==== Data supplied ====
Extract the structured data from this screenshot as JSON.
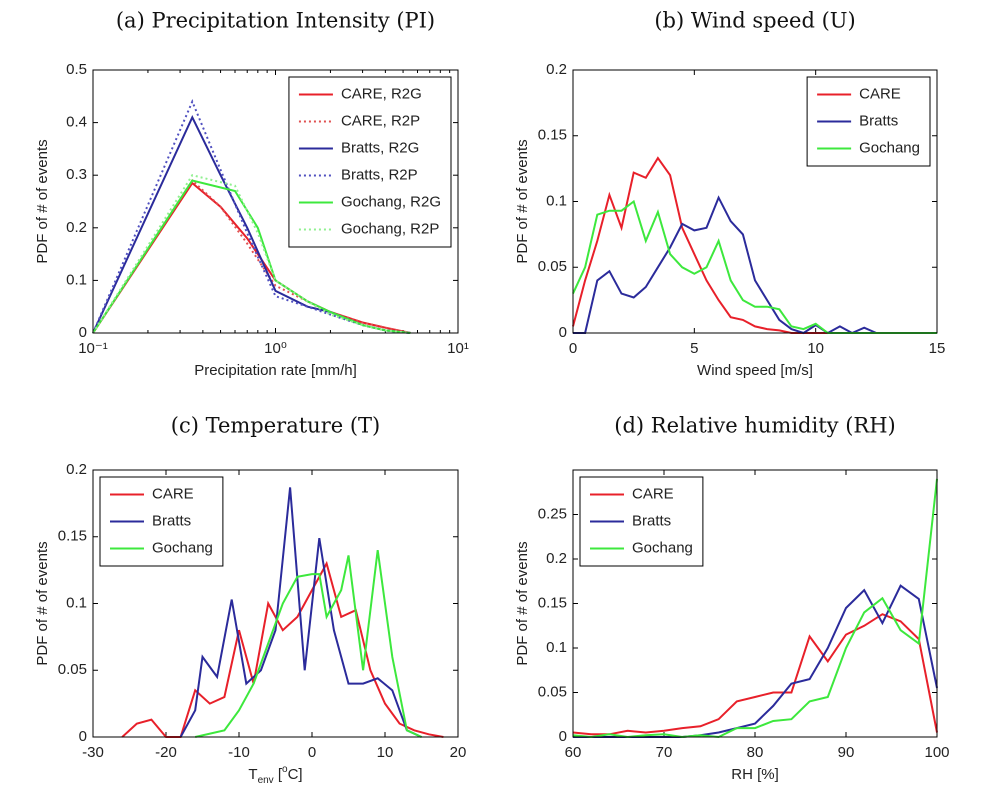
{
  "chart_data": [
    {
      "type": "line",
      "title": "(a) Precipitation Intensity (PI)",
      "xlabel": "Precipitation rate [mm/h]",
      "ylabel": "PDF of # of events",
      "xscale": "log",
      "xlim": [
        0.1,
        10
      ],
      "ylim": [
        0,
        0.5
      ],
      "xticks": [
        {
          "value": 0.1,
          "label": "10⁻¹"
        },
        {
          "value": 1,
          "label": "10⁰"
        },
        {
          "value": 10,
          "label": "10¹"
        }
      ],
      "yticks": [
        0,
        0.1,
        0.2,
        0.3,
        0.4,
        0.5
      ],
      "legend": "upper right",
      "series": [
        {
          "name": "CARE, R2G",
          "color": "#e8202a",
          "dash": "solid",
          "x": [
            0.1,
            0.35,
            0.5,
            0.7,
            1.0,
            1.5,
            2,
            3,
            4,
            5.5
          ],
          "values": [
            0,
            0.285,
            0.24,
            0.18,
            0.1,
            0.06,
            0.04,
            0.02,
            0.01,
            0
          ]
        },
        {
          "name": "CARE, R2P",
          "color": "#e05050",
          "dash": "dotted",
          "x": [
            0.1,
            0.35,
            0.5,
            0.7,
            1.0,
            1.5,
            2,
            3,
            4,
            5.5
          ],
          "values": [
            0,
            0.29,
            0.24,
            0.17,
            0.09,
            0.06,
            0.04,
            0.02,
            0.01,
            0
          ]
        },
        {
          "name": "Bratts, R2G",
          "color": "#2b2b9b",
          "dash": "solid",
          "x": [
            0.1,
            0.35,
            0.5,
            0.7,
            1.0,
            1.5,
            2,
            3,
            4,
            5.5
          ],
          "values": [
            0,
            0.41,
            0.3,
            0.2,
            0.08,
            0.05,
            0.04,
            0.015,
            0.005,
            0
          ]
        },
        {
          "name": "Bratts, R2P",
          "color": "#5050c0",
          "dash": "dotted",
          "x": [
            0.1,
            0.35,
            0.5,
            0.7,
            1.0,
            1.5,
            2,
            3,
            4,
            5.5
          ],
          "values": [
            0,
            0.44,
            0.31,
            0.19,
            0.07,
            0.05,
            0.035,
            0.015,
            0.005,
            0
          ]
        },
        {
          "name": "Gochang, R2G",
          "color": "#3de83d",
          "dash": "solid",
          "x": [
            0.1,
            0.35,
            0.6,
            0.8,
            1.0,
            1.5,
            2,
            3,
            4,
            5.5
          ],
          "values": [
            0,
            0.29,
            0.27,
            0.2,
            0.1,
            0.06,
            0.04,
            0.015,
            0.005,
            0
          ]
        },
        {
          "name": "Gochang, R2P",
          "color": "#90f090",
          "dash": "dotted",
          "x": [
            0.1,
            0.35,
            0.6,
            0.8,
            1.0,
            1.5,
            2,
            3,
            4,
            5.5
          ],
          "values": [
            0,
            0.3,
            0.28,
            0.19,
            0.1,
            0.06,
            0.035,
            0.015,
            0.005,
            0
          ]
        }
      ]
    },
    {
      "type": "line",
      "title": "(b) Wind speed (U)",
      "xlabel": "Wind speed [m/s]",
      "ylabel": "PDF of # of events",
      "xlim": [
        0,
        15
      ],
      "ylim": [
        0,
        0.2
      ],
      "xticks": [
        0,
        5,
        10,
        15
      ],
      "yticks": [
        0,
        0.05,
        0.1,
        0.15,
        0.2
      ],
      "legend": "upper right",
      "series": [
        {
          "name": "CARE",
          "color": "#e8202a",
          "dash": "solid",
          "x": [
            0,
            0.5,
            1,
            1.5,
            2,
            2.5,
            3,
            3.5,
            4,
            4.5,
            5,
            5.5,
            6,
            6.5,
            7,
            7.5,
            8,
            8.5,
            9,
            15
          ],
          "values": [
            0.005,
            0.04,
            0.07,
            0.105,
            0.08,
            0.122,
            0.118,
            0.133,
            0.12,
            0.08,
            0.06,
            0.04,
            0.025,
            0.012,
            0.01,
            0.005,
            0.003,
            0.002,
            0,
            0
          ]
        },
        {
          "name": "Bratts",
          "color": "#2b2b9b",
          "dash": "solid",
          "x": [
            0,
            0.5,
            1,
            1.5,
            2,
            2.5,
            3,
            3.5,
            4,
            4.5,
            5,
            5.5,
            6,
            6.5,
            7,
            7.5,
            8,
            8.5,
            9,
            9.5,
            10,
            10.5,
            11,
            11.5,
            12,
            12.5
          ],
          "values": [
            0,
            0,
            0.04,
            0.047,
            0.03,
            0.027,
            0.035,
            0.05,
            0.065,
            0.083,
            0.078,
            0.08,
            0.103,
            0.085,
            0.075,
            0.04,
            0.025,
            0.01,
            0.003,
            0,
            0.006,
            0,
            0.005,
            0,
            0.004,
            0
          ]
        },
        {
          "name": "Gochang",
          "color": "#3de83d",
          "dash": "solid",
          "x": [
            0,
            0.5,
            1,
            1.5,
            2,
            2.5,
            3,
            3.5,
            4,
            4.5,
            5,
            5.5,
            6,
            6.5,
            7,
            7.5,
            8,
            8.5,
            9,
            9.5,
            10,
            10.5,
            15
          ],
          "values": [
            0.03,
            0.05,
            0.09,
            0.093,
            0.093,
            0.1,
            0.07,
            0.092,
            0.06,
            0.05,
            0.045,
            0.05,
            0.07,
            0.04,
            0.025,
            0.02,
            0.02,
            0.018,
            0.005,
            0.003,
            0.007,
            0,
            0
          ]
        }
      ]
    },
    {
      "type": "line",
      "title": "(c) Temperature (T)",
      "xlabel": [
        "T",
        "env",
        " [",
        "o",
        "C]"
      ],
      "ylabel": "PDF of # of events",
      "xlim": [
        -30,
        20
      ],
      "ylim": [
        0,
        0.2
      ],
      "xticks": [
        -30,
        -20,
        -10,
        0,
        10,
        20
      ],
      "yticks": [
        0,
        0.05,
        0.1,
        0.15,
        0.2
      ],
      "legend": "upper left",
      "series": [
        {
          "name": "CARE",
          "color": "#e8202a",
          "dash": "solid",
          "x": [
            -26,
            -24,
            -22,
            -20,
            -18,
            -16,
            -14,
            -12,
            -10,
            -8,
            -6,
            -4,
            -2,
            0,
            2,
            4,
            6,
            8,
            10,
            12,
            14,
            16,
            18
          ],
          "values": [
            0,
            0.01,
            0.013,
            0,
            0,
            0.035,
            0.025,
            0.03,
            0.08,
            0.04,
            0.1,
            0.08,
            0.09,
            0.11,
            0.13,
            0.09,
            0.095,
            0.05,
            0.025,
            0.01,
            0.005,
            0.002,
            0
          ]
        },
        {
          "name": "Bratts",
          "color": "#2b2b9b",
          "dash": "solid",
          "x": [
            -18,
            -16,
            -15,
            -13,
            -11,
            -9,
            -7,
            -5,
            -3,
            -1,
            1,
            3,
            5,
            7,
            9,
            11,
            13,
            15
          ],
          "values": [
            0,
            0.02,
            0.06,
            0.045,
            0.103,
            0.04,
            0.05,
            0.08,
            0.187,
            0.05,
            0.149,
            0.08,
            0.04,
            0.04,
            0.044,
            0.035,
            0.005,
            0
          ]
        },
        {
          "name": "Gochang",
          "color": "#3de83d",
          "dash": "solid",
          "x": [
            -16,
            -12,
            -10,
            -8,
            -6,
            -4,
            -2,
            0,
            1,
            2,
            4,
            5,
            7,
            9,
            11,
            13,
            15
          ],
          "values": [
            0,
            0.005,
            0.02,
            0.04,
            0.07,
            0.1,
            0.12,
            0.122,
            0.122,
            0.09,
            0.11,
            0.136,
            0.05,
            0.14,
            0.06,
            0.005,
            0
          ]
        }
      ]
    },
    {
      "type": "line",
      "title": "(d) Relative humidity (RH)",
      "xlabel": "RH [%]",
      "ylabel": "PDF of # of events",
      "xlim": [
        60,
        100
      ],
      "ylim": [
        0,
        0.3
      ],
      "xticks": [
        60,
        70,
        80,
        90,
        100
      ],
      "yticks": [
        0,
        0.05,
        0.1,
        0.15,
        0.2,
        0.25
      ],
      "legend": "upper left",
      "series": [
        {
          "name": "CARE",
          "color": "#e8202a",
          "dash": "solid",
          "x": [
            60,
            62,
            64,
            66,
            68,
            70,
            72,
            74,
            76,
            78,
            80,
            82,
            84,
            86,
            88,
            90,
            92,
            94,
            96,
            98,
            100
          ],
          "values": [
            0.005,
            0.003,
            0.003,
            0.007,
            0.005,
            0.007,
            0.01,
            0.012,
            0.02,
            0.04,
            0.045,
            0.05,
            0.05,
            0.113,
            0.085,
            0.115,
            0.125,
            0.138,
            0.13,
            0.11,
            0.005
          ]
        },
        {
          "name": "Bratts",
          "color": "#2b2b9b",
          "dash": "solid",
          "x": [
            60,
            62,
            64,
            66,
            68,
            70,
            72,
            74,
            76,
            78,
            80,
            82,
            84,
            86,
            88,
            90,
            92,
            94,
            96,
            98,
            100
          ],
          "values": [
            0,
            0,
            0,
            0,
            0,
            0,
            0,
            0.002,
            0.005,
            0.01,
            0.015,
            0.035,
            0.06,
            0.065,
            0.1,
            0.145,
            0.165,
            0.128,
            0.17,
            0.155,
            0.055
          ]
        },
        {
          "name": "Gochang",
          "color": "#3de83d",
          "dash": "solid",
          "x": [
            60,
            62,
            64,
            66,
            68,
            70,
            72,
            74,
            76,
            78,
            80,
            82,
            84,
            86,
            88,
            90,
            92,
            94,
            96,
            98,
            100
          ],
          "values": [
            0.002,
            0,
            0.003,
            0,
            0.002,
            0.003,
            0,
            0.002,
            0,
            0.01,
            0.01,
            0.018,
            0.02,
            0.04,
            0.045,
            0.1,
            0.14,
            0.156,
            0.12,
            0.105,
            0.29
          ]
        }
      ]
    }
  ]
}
====
_Problem details:_
Copy each line of the preceding data that contains the string "title".

_Answer below:_
      "title": "(a) Precipitation Intensity (PI)",
      "title": "(b) Wind speed (U)",
      "title": "(c) Temperature (T)",
      "title": "(d) Relative humidity (RH)",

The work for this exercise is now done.